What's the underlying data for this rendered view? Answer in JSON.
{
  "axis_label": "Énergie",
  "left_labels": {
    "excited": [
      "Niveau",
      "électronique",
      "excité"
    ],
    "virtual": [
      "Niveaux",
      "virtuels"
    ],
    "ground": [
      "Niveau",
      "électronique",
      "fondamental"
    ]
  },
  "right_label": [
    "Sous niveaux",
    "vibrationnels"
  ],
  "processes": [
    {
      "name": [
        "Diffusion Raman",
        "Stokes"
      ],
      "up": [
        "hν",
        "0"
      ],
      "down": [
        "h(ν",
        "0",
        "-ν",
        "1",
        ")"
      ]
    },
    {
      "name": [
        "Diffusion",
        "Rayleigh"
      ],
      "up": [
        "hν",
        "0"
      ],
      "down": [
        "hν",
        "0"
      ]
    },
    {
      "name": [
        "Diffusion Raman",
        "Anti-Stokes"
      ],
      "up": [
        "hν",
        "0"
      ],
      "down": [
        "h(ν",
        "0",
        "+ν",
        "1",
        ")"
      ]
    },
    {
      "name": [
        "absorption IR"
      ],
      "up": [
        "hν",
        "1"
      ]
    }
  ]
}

━━━━

Exercise description: Please repeat the material above, word for word and in full.

Final result:
What's the underlying data for this rendered view? Answer in JSON.
{
  "axis_label": "Énergie",
  "left_labels": {
    "excited": [
      "Niveau",
      "électronique",
      "excité"
    ],
    "virtual": [
      "Niveaux",
      "virtuels"
    ],
    "ground": [
      "Niveau",
      "électronique",
      "fondamental"
    ]
  },
  "right_label": [
    "Sous niveaux",
    "vibrationnels"
  ],
  "processes": [
    {
      "name": [
        "Diffusion Raman",
        "Stokes"
      ],
      "up": [
        "hν",
        "0"
      ],
      "down": [
        "h(ν",
        "0",
        "-ν",
        "1",
        ")"
      ]
    },
    {
      "name": [
        "Diffusion",
        "Rayleigh"
      ],
      "up": [
        "hν",
        "0"
      ],
      "down": [
        "hν",
        "0"
      ]
    },
    {
      "name": [
        "Diffusion Raman",
        "Anti-Stokes"
      ],
      "up": [
        "hν",
        "0"
      ],
      "down": [
        "h(ν",
        "0",
        "+ν",
        "1",
        ")"
      ]
    },
    {
      "name": [
        "absorption IR"
      ],
      "up": [
        "hν",
        "1"
      ]
    }
  ]
}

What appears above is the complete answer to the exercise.